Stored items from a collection
---*---

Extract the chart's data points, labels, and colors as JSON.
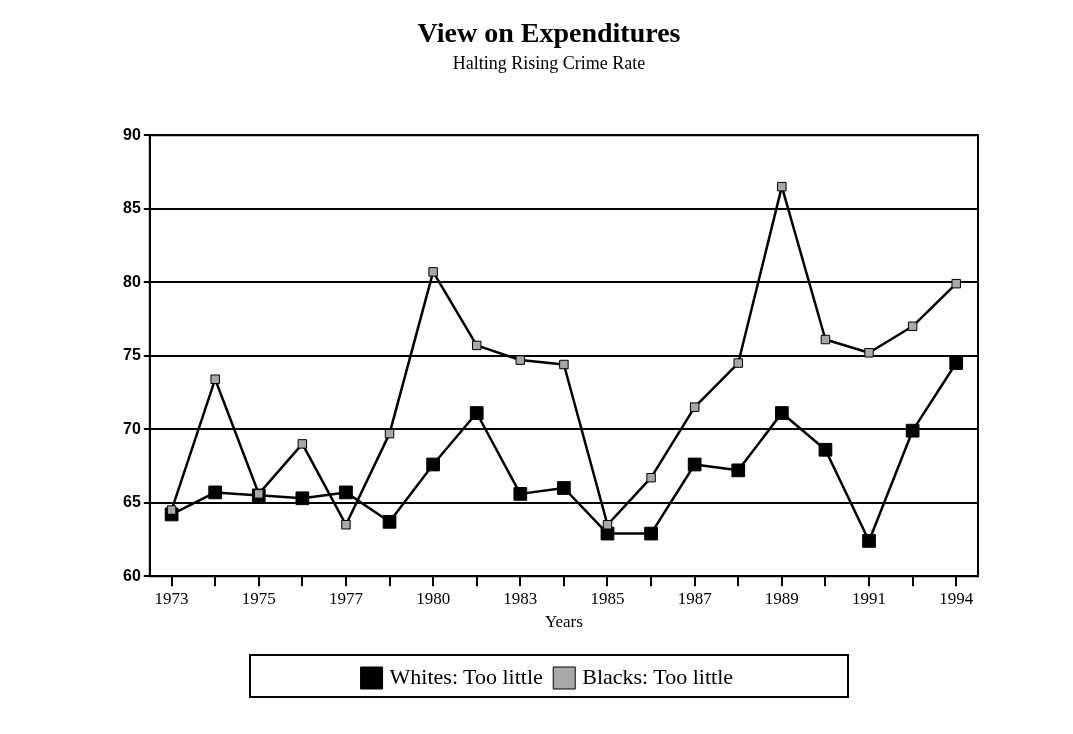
{
  "chart_data": {
    "type": "line",
    "title": "View on Expenditures",
    "subtitle": "Halting Rising Crime Rate",
    "xlabel": "Years",
    "categories": [
      "1973",
      null,
      "1975",
      null,
      "1977",
      null,
      "1980",
      null,
      "1983",
      null,
      "1985",
      null,
      "1987",
      null,
      "1989",
      null,
      "1991",
      null,
      "1994"
    ],
    "series": [
      {
        "name": "Whites: Too little",
        "color": "#000000",
        "values": [
          64.2,
          65.7,
          65.5,
          65.3,
          65.7,
          63.7,
          67.6,
          71.1,
          65.6,
          66.0,
          62.9,
          62.9,
          67.6,
          67.2,
          71.1,
          68.6,
          62.4,
          69.9,
          74.5
        ]
      },
      {
        "name": "Blacks: Too little",
        "color": "#a8a8a8",
        "values": [
          64.5,
          73.4,
          65.6,
          69.0,
          63.5,
          69.7,
          80.7,
          75.7,
          74.7,
          74.4,
          63.5,
          66.7,
          71.5,
          74.5,
          86.5,
          76.1,
          75.2,
          77.0,
          79.9
        ]
      }
    ],
    "ylim": [
      60,
      90
    ],
    "yticks": [
      60,
      65,
      70,
      75,
      80,
      85,
      90
    ],
    "grid": "y",
    "legend": "bottom",
    "marker": "square",
    "line_style": "solid"
  }
}
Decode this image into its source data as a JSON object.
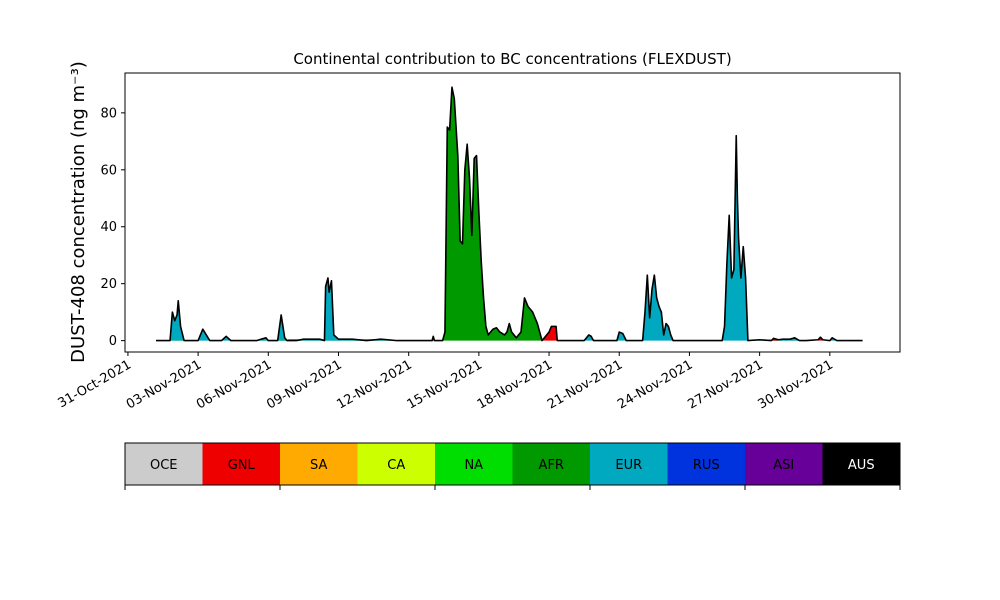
{
  "chart_data": {
    "type": "area",
    "title": "Continental contribution to BC concentrations (FLEXDUST)",
    "ylabel": "DUST-408 concentration (ng m⁻³)",
    "xlabel": "",
    "ylim": [
      -4,
      94
    ],
    "xlim": [
      "2021-10-30T21:00",
      "2021-12-04T00:00"
    ],
    "yticks": [
      0,
      20,
      40,
      60,
      80
    ],
    "xticks": [
      "31-Oct-2021",
      "03-Nov-2021",
      "06-Nov-2021",
      "09-Nov-2021",
      "12-Nov-2021",
      "15-Nov-2021",
      "18-Nov-2021",
      "21-Nov-2021",
      "24-Nov-2021",
      "27-Nov-2021",
      "30-Nov-2021"
    ],
    "grid": false,
    "legend_placement": "bottom-colorbar",
    "series": [
      {
        "key": "ca",
        "color": "#ccff00",
        "points": [
          [
            1.2,
            0
          ],
          [
            1.8,
            0
          ],
          [
            2.0,
            3
          ],
          [
            2.2,
            2
          ],
          [
            2.35,
            0
          ],
          [
            6.5,
            0
          ],
          [
            6.6,
            2
          ],
          [
            6.7,
            0
          ]
        ]
      },
      {
        "key": "na",
        "color": "#00dd00",
        "points": [
          [
            1.2,
            0
          ],
          [
            1.8,
            0
          ],
          [
            1.9,
            8
          ],
          [
            2.0,
            6
          ],
          [
            2.1,
            7
          ],
          [
            2.2,
            4
          ],
          [
            2.3,
            1
          ],
          [
            2.4,
            0
          ],
          [
            5.7,
            0
          ],
          [
            5.9,
            1
          ],
          [
            6.0,
            0
          ],
          [
            6.4,
            0
          ],
          [
            6.55,
            5
          ],
          [
            6.7,
            0.5
          ],
          [
            6.8,
            0
          ]
        ]
      },
      {
        "key": "afr",
        "color": "#009900",
        "points": [
          [
            1.2,
            0
          ],
          [
            6.5,
            0
          ],
          [
            6.9,
            0.5
          ],
          [
            7.2,
            0.5
          ],
          [
            7.7,
            0.5
          ],
          [
            8.3,
            0.5
          ],
          [
            9.5,
            0.5
          ],
          [
            10.5,
            0.5
          ],
          [
            11.5,
            0
          ],
          [
            13.0,
            0
          ],
          [
            13.45,
            0
          ],
          [
            13.55,
            3
          ],
          [
            13.65,
            75
          ],
          [
            13.75,
            74
          ],
          [
            13.85,
            89
          ],
          [
            13.95,
            85
          ],
          [
            14.1,
            65
          ],
          [
            14.2,
            35
          ],
          [
            14.3,
            34
          ],
          [
            14.4,
            60
          ],
          [
            14.5,
            69
          ],
          [
            14.6,
            57
          ],
          [
            14.7,
            37
          ],
          [
            14.8,
            64
          ],
          [
            14.9,
            65
          ],
          [
            15.0,
            45
          ],
          [
            15.1,
            28
          ],
          [
            15.2,
            15
          ],
          [
            15.3,
            5
          ],
          [
            15.4,
            2
          ],
          [
            15.6,
            4
          ],
          [
            15.75,
            4.5
          ],
          [
            15.9,
            3
          ],
          [
            16.1,
            2
          ],
          [
            16.2,
            3
          ],
          [
            16.3,
            6
          ],
          [
            16.4,
            3
          ],
          [
            16.6,
            1
          ],
          [
            16.8,
            3
          ],
          [
            16.95,
            15
          ],
          [
            17.1,
            12
          ],
          [
            17.3,
            10
          ],
          [
            17.5,
            6
          ],
          [
            17.7,
            0
          ],
          [
            18.0,
            0
          ],
          [
            19.5,
            0
          ],
          [
            26.5,
            0
          ],
          [
            27.0,
            0.3
          ],
          [
            28.0,
            0.5
          ],
          [
            28.3,
            0.5
          ],
          [
            28.5,
            1
          ],
          [
            28.7,
            0
          ]
        ]
      },
      {
        "key": "eur",
        "color": "#00a8c0",
        "points": [
          [
            1.2,
            0
          ],
          [
            1.8,
            0
          ],
          [
            1.9,
            10
          ],
          [
            2.0,
            7
          ],
          [
            2.1,
            9
          ],
          [
            2.15,
            14
          ],
          [
            2.25,
            5
          ],
          [
            2.4,
            0
          ],
          [
            2.5,
            0
          ],
          [
            3.0,
            0
          ],
          [
            3.2,
            4
          ],
          [
            3.5,
            0
          ],
          [
            4.0,
            0
          ],
          [
            4.2,
            1.5
          ],
          [
            4.4,
            0
          ],
          [
            5.5,
            0
          ],
          [
            5.7,
            0.5
          ],
          [
            5.9,
            1
          ],
          [
            6.0,
            0
          ],
          [
            6.4,
            0
          ],
          [
            6.55,
            9
          ],
          [
            6.7,
            1
          ],
          [
            6.8,
            0
          ],
          [
            7.2,
            0
          ],
          [
            7.5,
            0.5
          ],
          [
            8.2,
            0.5
          ],
          [
            8.4,
            0
          ],
          [
            8.45,
            19
          ],
          [
            8.55,
            22
          ],
          [
            8.6,
            17
          ],
          [
            8.7,
            21
          ],
          [
            8.8,
            2
          ],
          [
            9.0,
            0.5
          ],
          [
            9.3,
            0.5
          ],
          [
            9.6,
            0.5
          ],
          [
            10.2,
            0
          ],
          [
            10.8,
            0.5
          ],
          [
            11.5,
            0
          ],
          [
            13.0,
            0
          ],
          [
            13.05,
            1.5
          ],
          [
            13.1,
            0
          ],
          [
            13.45,
            0
          ],
          [
            19.5,
            0
          ],
          [
            19.7,
            2
          ],
          [
            19.8,
            1.5
          ],
          [
            19.9,
            0
          ],
          [
            20.2,
            0
          ],
          [
            20.9,
            0
          ],
          [
            21.0,
            3
          ],
          [
            21.15,
            2.5
          ],
          [
            21.3,
            0
          ],
          [
            22.0,
            0
          ],
          [
            22.1,
            10
          ],
          [
            22.2,
            23
          ],
          [
            22.3,
            8
          ],
          [
            22.4,
            18
          ],
          [
            22.5,
            23
          ],
          [
            22.6,
            15
          ],
          [
            22.7,
            12
          ],
          [
            22.8,
            10
          ],
          [
            22.9,
            2
          ],
          [
            23.0,
            6
          ],
          [
            23.1,
            5
          ],
          [
            23.2,
            2
          ],
          [
            23.3,
            0
          ],
          [
            24.5,
            0
          ],
          [
            25.4,
            0
          ],
          [
            25.5,
            5
          ],
          [
            25.6,
            27
          ],
          [
            25.7,
            44
          ],
          [
            25.8,
            22
          ],
          [
            25.9,
            25
          ],
          [
            26.0,
            72
          ],
          [
            26.05,
            50
          ],
          [
            26.1,
            36
          ],
          [
            26.2,
            22
          ],
          [
            26.3,
            33
          ],
          [
            26.4,
            22
          ],
          [
            26.5,
            0
          ],
          [
            27.0,
            0.3
          ],
          [
            28.0,
            0.5
          ],
          [
            28.3,
            0.5
          ],
          [
            28.5,
            1
          ],
          [
            28.7,
            0
          ],
          [
            29.0,
            0
          ],
          [
            30.0,
            0
          ],
          [
            30.1,
            1
          ],
          [
            30.3,
            0
          ],
          [
            30.5,
            0
          ]
        ]
      },
      {
        "key": "gnl",
        "color": "#ee0000",
        "points": [
          [
            1.2,
            0
          ],
          [
            17.7,
            0
          ],
          [
            18.0,
            3
          ],
          [
            18.1,
            5
          ],
          [
            18.3,
            5
          ],
          [
            18.35,
            0
          ],
          [
            26.5,
            0
          ],
          [
            27.5,
            0
          ],
          [
            27.6,
            0.8
          ],
          [
            27.8,
            0
          ],
          [
            29.5,
            0
          ],
          [
            29.6,
            1
          ],
          [
            29.7,
            0
          ],
          [
            30.5,
            0
          ]
        ]
      }
    ],
    "total": {
      "color": "#000000",
      "points": [
        [
          1.2,
          0
        ],
        [
          1.8,
          0
        ],
        [
          1.9,
          10
        ],
        [
          2.0,
          7
        ],
        [
          2.1,
          9
        ],
        [
          2.15,
          14
        ],
        [
          2.25,
          5
        ],
        [
          2.4,
          0
        ],
        [
          3.0,
          0
        ],
        [
          3.2,
          4
        ],
        [
          3.5,
          0
        ],
        [
          4.0,
          0
        ],
        [
          4.2,
          1.5
        ],
        [
          4.4,
          0
        ],
        [
          5.5,
          0
        ],
        [
          5.7,
          0.5
        ],
        [
          5.9,
          1
        ],
        [
          6.0,
          0
        ],
        [
          6.4,
          0
        ],
        [
          6.55,
          9
        ],
        [
          6.7,
          1
        ],
        [
          6.8,
          0
        ],
        [
          7.2,
          0
        ],
        [
          7.5,
          0.5
        ],
        [
          8.2,
          0.5
        ],
        [
          8.4,
          0
        ],
        [
          8.45,
          19
        ],
        [
          8.55,
          22
        ],
        [
          8.6,
          17
        ],
        [
          8.7,
          21
        ],
        [
          8.8,
          2
        ],
        [
          9.0,
          0.5
        ],
        [
          9.3,
          0.5
        ],
        [
          9.6,
          0.5
        ],
        [
          10.2,
          0
        ],
        [
          10.8,
          0.5
        ],
        [
          11.5,
          0
        ],
        [
          13.0,
          0
        ],
        [
          13.05,
          1.5
        ],
        [
          13.1,
          0
        ],
        [
          13.45,
          0
        ],
        [
          13.55,
          3
        ],
        [
          13.65,
          75
        ],
        [
          13.75,
          74
        ],
        [
          13.85,
          89
        ],
        [
          13.95,
          85
        ],
        [
          14.1,
          65
        ],
        [
          14.2,
          35
        ],
        [
          14.3,
          34
        ],
        [
          14.4,
          60
        ],
        [
          14.5,
          69
        ],
        [
          14.6,
          57
        ],
        [
          14.7,
          37
        ],
        [
          14.8,
          64
        ],
        [
          14.9,
          65
        ],
        [
          15.0,
          45
        ],
        [
          15.1,
          28
        ],
        [
          15.2,
          15
        ],
        [
          15.3,
          5
        ],
        [
          15.4,
          2
        ],
        [
          15.6,
          4
        ],
        [
          15.75,
          4.5
        ],
        [
          15.9,
          3
        ],
        [
          16.1,
          2
        ],
        [
          16.2,
          3
        ],
        [
          16.3,
          6
        ],
        [
          16.4,
          3
        ],
        [
          16.6,
          1
        ],
        [
          16.8,
          3
        ],
        [
          16.95,
          15
        ],
        [
          17.1,
          12
        ],
        [
          17.3,
          10
        ],
        [
          17.5,
          6
        ],
        [
          17.7,
          0
        ],
        [
          18.0,
          3
        ],
        [
          18.1,
          5
        ],
        [
          18.3,
          5
        ],
        [
          18.35,
          0
        ],
        [
          19.5,
          0
        ],
        [
          19.7,
          2
        ],
        [
          19.8,
          1.5
        ],
        [
          19.9,
          0
        ],
        [
          20.2,
          0
        ],
        [
          20.9,
          0
        ],
        [
          21.0,
          3
        ],
        [
          21.15,
          2.5
        ],
        [
          21.3,
          0
        ],
        [
          22.0,
          0
        ],
        [
          22.1,
          10
        ],
        [
          22.2,
          23
        ],
        [
          22.3,
          8
        ],
        [
          22.4,
          18
        ],
        [
          22.5,
          23
        ],
        [
          22.6,
          15
        ],
        [
          22.7,
          12
        ],
        [
          22.8,
          10
        ],
        [
          22.9,
          2
        ],
        [
          23.0,
          6
        ],
        [
          23.1,
          5
        ],
        [
          23.2,
          2
        ],
        [
          23.3,
          0
        ],
        [
          24.5,
          0
        ],
        [
          25.4,
          0
        ],
        [
          25.5,
          5
        ],
        [
          25.6,
          27
        ],
        [
          25.7,
          44
        ],
        [
          25.8,
          22
        ],
        [
          25.9,
          25
        ],
        [
          26.0,
          72
        ],
        [
          26.05,
          50
        ],
        [
          26.1,
          36
        ],
        [
          26.2,
          22
        ],
        [
          26.3,
          33
        ],
        [
          26.4,
          22
        ],
        [
          26.5,
          0
        ],
        [
          27.0,
          0.3
        ],
        [
          27.5,
          0
        ],
        [
          27.6,
          0.8
        ],
        [
          27.8,
          0.3
        ],
        [
          28.0,
          0.5
        ],
        [
          28.3,
          0.5
        ],
        [
          28.5,
          1
        ],
        [
          28.7,
          0
        ],
        [
          29.0,
          0
        ],
        [
          29.5,
          0.3
        ],
        [
          29.6,
          1.2
        ],
        [
          29.7,
          0.3
        ],
        [
          30.0,
          0
        ],
        [
          30.1,
          1
        ],
        [
          30.3,
          0
        ],
        [
          31.4,
          0
        ]
      ]
    },
    "x_axis_origin_date": "2021-10-31",
    "colorbar": {
      "items": [
        {
          "label": "OCE",
          "color": "#cccccc",
          "text_color": "#000000"
        },
        {
          "label": "GNL",
          "color": "#ee0000",
          "text_color": "#000000"
        },
        {
          "label": "SA",
          "color": "#ffaa00",
          "text_color": "#000000"
        },
        {
          "label": "CA",
          "color": "#ccff00",
          "text_color": "#000000"
        },
        {
          "label": "NA",
          "color": "#00dd00",
          "text_color": "#000000"
        },
        {
          "label": "AFR",
          "color": "#009900",
          "text_color": "#000000"
        },
        {
          "label": "EUR",
          "color": "#00a8c0",
          "text_color": "#000000"
        },
        {
          "label": "RUS",
          "color": "#0033dd",
          "text_color": "#000000"
        },
        {
          "label": "ASI",
          "color": "#660099",
          "text_color": "#000000"
        },
        {
          "label": "AUS",
          "color": "#000000",
          "text_color": "#ffffff"
        }
      ]
    }
  }
}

---*---

**Your task**
Within the data above, count the lines that contain the string "JSON"; the reply is the number alone.

**Final result**
2